**Passage shown**
↓↓↓

Saturday, June 1, 2013

#nobackend


#nobackend



The 'nobackend' meme has gotten some discussion among the G+ and twitter accounts I follow.  I was excited at initial review, as it seemed to be very inline with Rdbhost's goal of enabling Web App development without any server coding.

On further examination, I found the key documents to be hazier then I had briefly hoped;  the expressed goal is to incite discussion on the objective of writing front-end code 'without thinking about the back-end'.

Rdbhost's power is in moving the critical custom back end design elements, such as database schema and database queries, to the front-end.  Moving them to the front-end is more pragmatic than ignoring them altogether, though perhaps less appealing to many front-end devs.  ;)

Nonetheless, I want Rdbhost.com to be part of the discussion, so I have implemented their sample app, an html5  invoicing app, using Rdbhost as the backend.  Read about the reference app, and the while #nobackend promise, at nobackend.org.

The Rdbhost version of the app is at http://invoice.rdbhost.com ,  and the source is at http://github.com/rdbhost/EditableInvoice .  The entire code base for the app is in that Github repository. There was *no* code deployed to the server in support of this specific app.

I used OpenId as the only login option.  The code to setup the necessary server-side tables is in /initialize.html .

Find the JavaScript API at: github.com/rdbhost/Rdb.Js/.

↑↑↑

**What you need to do**
Answer these questions about the #nobackend post:
(a) What kind of sample app did the writer build with Rdbhost as the backend?
(b) What is the only login option the app offers?
(c) Which file holds the code to set up the needed server-side tables?
You won't need the listing after this.

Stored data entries

↓↓↓

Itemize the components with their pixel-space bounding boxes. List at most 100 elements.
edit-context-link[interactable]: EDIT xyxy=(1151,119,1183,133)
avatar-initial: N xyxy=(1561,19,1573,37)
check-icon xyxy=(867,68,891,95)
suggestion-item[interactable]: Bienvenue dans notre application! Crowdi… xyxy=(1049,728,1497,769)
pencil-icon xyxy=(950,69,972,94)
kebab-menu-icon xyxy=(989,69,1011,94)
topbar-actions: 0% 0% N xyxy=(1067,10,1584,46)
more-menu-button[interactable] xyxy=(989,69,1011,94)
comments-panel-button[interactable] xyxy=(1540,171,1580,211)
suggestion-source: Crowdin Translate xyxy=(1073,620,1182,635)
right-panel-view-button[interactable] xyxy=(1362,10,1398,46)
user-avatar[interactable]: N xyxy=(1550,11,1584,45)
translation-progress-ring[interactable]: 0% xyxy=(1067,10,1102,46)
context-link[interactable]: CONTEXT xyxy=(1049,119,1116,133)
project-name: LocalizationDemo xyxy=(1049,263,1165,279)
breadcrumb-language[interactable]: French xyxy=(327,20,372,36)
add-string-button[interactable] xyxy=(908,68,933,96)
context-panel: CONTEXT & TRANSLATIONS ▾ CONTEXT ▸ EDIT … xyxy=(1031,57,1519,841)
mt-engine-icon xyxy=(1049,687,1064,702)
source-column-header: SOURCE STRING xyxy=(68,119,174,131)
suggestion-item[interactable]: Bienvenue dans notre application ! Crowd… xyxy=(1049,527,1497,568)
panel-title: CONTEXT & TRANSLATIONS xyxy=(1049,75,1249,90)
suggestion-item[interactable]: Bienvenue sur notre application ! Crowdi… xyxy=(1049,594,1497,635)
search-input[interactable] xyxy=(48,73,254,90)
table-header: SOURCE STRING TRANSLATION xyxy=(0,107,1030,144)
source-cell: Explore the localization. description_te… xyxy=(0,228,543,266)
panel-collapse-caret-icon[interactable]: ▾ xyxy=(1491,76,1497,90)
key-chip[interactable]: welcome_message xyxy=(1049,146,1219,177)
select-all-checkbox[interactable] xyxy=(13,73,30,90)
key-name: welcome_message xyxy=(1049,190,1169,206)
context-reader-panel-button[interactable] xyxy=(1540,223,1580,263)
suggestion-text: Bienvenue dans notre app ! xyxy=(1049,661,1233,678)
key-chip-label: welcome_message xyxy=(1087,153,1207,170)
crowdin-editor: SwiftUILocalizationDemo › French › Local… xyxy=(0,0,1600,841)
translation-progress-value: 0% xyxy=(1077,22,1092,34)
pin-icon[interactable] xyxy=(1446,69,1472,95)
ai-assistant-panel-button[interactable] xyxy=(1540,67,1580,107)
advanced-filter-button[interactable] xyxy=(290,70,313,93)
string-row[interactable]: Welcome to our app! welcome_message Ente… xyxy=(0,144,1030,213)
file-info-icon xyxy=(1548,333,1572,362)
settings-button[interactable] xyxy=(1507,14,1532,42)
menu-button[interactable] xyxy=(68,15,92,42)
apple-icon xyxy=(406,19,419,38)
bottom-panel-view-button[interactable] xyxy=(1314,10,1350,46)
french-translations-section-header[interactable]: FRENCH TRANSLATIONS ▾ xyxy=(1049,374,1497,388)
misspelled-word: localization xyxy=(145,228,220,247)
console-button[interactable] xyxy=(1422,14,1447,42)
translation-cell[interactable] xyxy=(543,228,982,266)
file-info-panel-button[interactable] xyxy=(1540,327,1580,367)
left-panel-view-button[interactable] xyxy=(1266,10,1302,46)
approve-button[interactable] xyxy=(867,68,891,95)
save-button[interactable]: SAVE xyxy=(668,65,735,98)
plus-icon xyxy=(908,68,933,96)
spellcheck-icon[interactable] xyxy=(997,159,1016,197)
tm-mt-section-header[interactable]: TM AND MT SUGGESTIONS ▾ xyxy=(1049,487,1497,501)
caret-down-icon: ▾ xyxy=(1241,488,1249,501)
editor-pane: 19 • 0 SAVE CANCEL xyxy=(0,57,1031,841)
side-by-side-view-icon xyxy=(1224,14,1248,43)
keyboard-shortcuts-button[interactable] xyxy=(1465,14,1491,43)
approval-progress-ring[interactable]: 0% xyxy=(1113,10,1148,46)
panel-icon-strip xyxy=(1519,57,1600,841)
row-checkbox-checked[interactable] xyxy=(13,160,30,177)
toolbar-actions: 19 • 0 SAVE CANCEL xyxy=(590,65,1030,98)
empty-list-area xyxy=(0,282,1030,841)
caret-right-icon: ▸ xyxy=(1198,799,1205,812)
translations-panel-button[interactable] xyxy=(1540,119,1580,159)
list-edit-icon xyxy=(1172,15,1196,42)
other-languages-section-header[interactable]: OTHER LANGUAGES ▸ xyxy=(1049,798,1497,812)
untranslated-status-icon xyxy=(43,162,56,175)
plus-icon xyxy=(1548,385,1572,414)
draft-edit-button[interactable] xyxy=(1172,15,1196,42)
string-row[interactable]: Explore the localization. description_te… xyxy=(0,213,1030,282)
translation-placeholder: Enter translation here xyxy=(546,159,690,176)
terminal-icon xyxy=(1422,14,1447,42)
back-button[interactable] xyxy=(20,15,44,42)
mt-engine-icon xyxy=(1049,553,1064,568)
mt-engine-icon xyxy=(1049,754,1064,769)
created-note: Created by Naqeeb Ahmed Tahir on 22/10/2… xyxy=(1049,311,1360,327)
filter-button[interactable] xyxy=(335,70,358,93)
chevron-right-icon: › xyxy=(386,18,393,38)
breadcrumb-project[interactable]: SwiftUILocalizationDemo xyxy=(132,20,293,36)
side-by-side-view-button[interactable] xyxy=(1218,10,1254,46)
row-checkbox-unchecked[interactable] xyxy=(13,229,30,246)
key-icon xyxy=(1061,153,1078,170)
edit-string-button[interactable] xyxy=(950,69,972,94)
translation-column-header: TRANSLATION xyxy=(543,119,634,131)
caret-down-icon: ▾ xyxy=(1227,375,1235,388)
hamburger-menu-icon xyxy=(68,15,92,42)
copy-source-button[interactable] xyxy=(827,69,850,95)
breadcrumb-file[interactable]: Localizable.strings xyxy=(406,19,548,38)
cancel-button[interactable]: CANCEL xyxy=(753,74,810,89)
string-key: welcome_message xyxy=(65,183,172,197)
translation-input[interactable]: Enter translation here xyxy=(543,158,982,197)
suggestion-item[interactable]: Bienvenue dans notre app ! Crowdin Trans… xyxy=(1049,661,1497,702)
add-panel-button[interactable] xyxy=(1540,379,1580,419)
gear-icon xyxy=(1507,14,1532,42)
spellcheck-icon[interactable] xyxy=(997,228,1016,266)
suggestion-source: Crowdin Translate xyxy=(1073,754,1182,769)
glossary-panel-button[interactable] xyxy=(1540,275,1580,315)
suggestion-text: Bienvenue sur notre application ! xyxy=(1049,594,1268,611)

↑↑↑

**Result of this exercise**
(a) An html5 invoicing app.
(b) OpenId.
(c) /initialize.html